**Aim**
Copy out the lines that have "name" in them.

─── Data supplied

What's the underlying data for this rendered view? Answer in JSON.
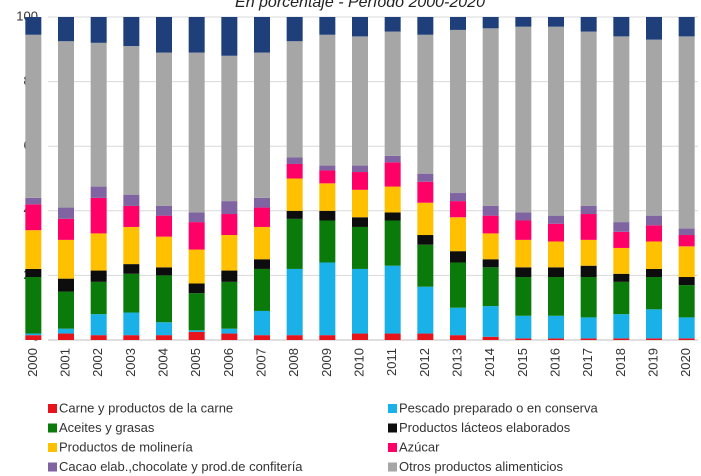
{
  "chart_data": {
    "type": "stacked_bar",
    "title": "En porcentaje - Período 2000-2020",
    "categories": [
      "2000",
      "2001",
      "2002",
      "2003",
      "2004",
      "2005",
      "2006",
      "2007",
      "2008",
      "2009",
      "2010",
      "2011",
      "2012",
      "2013",
      "2014",
      "2015",
      "2016",
      "2017",
      "2018",
      "2019",
      "2020"
    ],
    "series": [
      {
        "name": "Carne y productos de la carne",
        "color": "#e8141c",
        "values": [
          1.5,
          2,
          1.5,
          1.5,
          1.5,
          2.5,
          2,
          1.5,
          1.5,
          1.5,
          2,
          2,
          2,
          1.5,
          1,
          0.5,
          0.5,
          0.5,
          0.5,
          0.5,
          0.5
        ]
      },
      {
        "name": "Pescado preparado o en conserva",
        "color": "#1ab0e8",
        "values": [
          0.5,
          1.5,
          6.5,
          7,
          4,
          0.5,
          1.5,
          7.5,
          20.5,
          22.5,
          20,
          21,
          14.5,
          8.5,
          9.5,
          7,
          7,
          6.5,
          7.5,
          9,
          6.5
        ]
      },
      {
        "name": "Aceites y grasas",
        "color": "#0a7a0a",
        "values": [
          17.5,
          11.5,
          10,
          12,
          14.5,
          11.5,
          14.5,
          13,
          15.5,
          13,
          13,
          14,
          13,
          14,
          12,
          12,
          12,
          12.5,
          10,
          10,
          10
        ]
      },
      {
        "name": "Productos lácteos elaborados",
        "color": "#0d0d0d",
        "values": [
          2.5,
          4,
          3.5,
          3,
          2.5,
          3,
          3.5,
          3,
          2.5,
          3,
          3,
          2.5,
          3,
          3.5,
          2.5,
          3,
          3,
          3.5,
          2.5,
          2.5,
          2.5
        ]
      },
      {
        "name": "Productos de molinería",
        "color": "#ffc000",
        "values": [
          12,
          12,
          11.5,
          11.5,
          9.5,
          10.5,
          11,
          10,
          10,
          8.5,
          8.5,
          8,
          10,
          10.5,
          8,
          8.5,
          8,
          8,
          8,
          8.5,
          9.5
        ]
      },
      {
        "name": "Azúcar",
        "color": "#ff0066",
        "values": [
          8,
          6.5,
          11,
          6.5,
          6.5,
          8.5,
          6.5,
          6,
          4.5,
          4,
          5.5,
          7.5,
          6.5,
          5,
          5.5,
          6,
          5.5,
          8,
          5,
          5,
          3.5
        ]
      },
      {
        "name": "Cacao elab.,chocolate y prod.de confitería",
        "color": "#8064a2",
        "values": [
          2,
          3.5,
          3.5,
          3.5,
          3,
          3,
          4,
          3,
          2,
          1.5,
          2,
          2,
          2.5,
          2.5,
          3,
          2.5,
          2.5,
          2.5,
          3,
          3,
          2
        ]
      },
      {
        "name": "Otros productos alimenticios",
        "color": "#a6a6a6",
        "values": [
          50.5,
          51.5,
          44.5,
          46,
          47.5,
          49.5,
          45,
          45,
          36,
          40.5,
          40,
          38.5,
          43,
          50.5,
          55,
          57.5,
          58.5,
          54,
          57.5,
          54.5,
          59.5
        ]
      },
      {
        "color": "#1f3f7a",
        "values": [
          5.5,
          7.5,
          8,
          9,
          11,
          11,
          12,
          11,
          7.5,
          5.5,
          6,
          4.5,
          5.5,
          4,
          3.5,
          3,
          3,
          4.5,
          6,
          7,
          6
        ]
      }
    ],
    "ylim": [
      0,
      100
    ],
    "yticks": [
      {
        "value": 0,
        "label": "-"
      },
      20,
      40,
      60,
      80,
      100
    ],
    "grid": true
  }
}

──────

**Answer in full**
        "name": "Carne y productos de la carne",
        "name": "Pescado preparado o en conserva",
        "name": "Aceites y grasas",
        "name": "Productos lácteos elaborados",
        "name": "Productos de molinería",
        "name": "Azúcar",
        "name": "Cacao elab.,chocolate y prod.de confitería",
        "name": "Otros productos alimenticios",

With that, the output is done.